WHAT TO DO → Each record needs to be echoed exactly; can you do that?

____

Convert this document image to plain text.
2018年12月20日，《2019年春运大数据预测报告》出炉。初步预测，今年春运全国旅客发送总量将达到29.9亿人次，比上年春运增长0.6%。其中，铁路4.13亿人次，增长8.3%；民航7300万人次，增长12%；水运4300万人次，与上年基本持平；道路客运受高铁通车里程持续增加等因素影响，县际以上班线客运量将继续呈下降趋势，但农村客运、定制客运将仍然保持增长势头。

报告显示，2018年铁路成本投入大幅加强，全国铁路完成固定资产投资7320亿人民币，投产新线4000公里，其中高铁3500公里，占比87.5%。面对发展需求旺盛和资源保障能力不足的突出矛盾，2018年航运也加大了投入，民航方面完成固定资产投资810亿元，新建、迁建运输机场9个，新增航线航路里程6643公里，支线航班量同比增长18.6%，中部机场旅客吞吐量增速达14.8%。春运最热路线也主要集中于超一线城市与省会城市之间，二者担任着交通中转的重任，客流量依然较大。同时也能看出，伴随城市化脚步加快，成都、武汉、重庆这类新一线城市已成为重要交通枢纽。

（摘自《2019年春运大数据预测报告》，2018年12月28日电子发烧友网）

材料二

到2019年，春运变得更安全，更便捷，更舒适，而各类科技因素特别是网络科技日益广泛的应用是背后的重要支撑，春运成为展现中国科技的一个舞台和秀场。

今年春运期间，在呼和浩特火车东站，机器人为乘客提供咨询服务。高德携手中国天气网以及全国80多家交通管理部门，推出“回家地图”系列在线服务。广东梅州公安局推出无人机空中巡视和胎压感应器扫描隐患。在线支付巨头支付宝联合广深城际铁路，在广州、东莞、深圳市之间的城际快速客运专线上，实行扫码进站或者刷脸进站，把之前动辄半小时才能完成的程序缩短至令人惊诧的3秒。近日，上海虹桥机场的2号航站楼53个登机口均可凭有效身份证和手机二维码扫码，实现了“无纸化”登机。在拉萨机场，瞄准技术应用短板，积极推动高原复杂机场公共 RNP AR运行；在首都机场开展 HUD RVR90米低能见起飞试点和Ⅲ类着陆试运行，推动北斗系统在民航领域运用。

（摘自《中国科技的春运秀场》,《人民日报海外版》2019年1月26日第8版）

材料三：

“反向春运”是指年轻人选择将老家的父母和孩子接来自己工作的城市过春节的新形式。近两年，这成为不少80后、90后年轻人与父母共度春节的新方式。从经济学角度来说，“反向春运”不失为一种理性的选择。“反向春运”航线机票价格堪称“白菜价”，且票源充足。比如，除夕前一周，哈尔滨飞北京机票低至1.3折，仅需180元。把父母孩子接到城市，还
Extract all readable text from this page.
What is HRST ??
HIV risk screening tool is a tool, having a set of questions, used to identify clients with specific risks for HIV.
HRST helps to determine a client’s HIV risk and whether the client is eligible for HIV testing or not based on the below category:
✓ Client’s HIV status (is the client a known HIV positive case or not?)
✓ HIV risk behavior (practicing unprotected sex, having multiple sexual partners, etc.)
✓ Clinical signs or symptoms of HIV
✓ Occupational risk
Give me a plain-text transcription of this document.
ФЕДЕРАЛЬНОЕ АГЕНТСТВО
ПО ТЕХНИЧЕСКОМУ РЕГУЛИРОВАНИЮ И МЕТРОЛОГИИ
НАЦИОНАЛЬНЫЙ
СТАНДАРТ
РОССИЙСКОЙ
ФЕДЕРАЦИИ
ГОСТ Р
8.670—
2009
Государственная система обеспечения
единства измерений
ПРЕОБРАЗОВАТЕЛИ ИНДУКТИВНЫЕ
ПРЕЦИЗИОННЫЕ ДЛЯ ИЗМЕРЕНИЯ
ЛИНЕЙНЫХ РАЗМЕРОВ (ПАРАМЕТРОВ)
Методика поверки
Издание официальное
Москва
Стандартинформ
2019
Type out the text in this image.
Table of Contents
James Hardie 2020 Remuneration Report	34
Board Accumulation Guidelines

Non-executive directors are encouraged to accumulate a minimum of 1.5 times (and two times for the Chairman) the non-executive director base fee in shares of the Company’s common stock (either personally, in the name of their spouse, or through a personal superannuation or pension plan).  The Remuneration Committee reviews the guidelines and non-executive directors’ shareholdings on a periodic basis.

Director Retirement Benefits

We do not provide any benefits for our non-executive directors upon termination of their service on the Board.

____

WRITTEN ANSWER →
Convert this document image to plain text.
2018年12月20日，《2019年春运大数据预测报告》出炉。初步预测，今年春运全国旅客发送总量将达到29.9亿人次，比上年春运增长0.6%。其中，铁路4.13亿人次，增长8.3%；民航7300万人次，增长12%；水运4300万人次，与上年基本持平；道路客运受高铁通车里程持续增加等因素影响，县际以上班线客运量将继续呈下降趋势，但农村客运、定制客运将仍然保持增长势头。

报告显示，2018年铁路成本投入大幅加强，全国铁路完成固定资产投资7320亿人民币，投产新线4000公里，其中高铁3500公里，占比87.5%。面对发展需求旺盛和资源保障能力不足的突出矛盾，2018年航运也加大了投入，民航方面完成固定资产投资810亿元，新建、迁建运输机场9个，新增航线航路里程6643公里，支线航班量同比增长18.6%，中部机场旅客吞吐量增速达14.8%。春运最热路线也主要集中于超一线城市与省会城市之间，二者担任着交通中转的重任，客流量依然较大。同时也能看出，伴随城市化脚步加快，成都、武汉、重庆这类新一线城市已成为重要交通枢纽。

（摘自《2019年春运大数据预测报告》，2018年12月28日电子发烧友网）

材料二

到2019年，春运变得更安全，更便捷，更舒适，而各类科技因素特别是网络科技日益广泛的应用是背后的重要支撑，春运成为展现中国科技的一个舞台和秀场。

今年春运期间，在呼和浩特火车东站，机器人为乘客提供咨询服务。高德携手中国天气网以及全国80多家交通管理部门，推出“回家地图”系列在线服务。广东梅州公安局推出无人机空中巡视和胎压感应器扫描隐患。在线支付巨头支付宝联合广深城际铁路，在广州、东莞、深圳市之间的城际快速客运专线上，实行扫码进站或者刷脸进站，把之前动辄半小时才能完成的程序缩短至令人惊诧的3秒。近日，上海虹桥机场的2号航站楼53个登机口均可凭有效身份证和手机二维码扫码，实现了“无纸化”登机。在拉萨机场，瞄准技术应用短板，积极推动高原复杂机场公共 RNP AR运行；在首都机场开展 HUD RVR90米低能见起飞试点和Ⅲ类着陆试运行，推动北斗系统在民航领域运用。

（摘自《中国科技的春运秀场》,《人民日报海外版》2019年1月26日第8版）

材料三：

“反向春运”是指年轻人选择将老家的父母和孩子接来自己工作的城市过春节的新形式。近两年，这成为不少80后、90后年轻人与父母共度春节的新方式。从经济学角度来说，“反向春运”不失为一种理性的选择。“反向春运”航线机票价格堪称“白菜价”，且票源充足。比如，除夕前一周，哈尔滨飞北京机票低至1.3折，仅需180元。把父母孩子接到城市，还
Extract all readable text from this page.
What is HRST ??
HIV risk screening tool is a tool, having a set of questions, used to identify clients with specific risks for HIV.
HRST helps to determine a client’s HIV risk and whether the client is eligible for HIV testing or not based on the below category:
✓ Client’s HIV status (is the client a known HIV positive case or not?)
✓ HIV risk behavior (practicing unprotected sex, having multiple sexual partners, etc.)
✓ Clinical signs or symptoms of HIV
✓ Occupational risk
Give me a plain-text transcription of this document.
ФЕДЕРАЛЬНОЕ АГЕНТСТВО
ПО ТЕХНИЧЕСКОМУ РЕГУЛИРОВАНИЮ И МЕТРОЛОГИИ
НАЦИОНАЛЬНЫЙ
СТАНДАРТ
РОССИЙСКОЙ
ФЕДЕРАЦИИ
ГОСТ Р
8.670—
2009
Государственная система обеспечения
единства измерений
ПРЕОБРАЗОВАТЕЛИ ИНДУКТИВНЫЕ
ПРЕЦИЗИОННЫЕ ДЛЯ ИЗМЕРЕНИЯ
ЛИНЕЙНЫХ РАЗМЕРОВ (ПАРАМЕТРОВ)
Методика поверки
Издание официальное
Москва
Стандартинформ
2019
Type out the text in this image.
Table of Contents
James Hardie 2020 Remuneration Report	34
Board Accumulation Guidelines

Non-executive directors are encouraged to accumulate a minimum of 1.5 times (and two times for the Chairman) the non-executive director base fee in shares of the Company’s common stock (either personally, in the name of their spouse, or through a personal superannuation or pension plan).  The Remuneration Committee reviews the guidelines and non-executive directors’ shareholdings on a periodic basis.

Director Retirement Benefits

We do not provide any benefits for our non-executive directors upon termination of their service on the Board.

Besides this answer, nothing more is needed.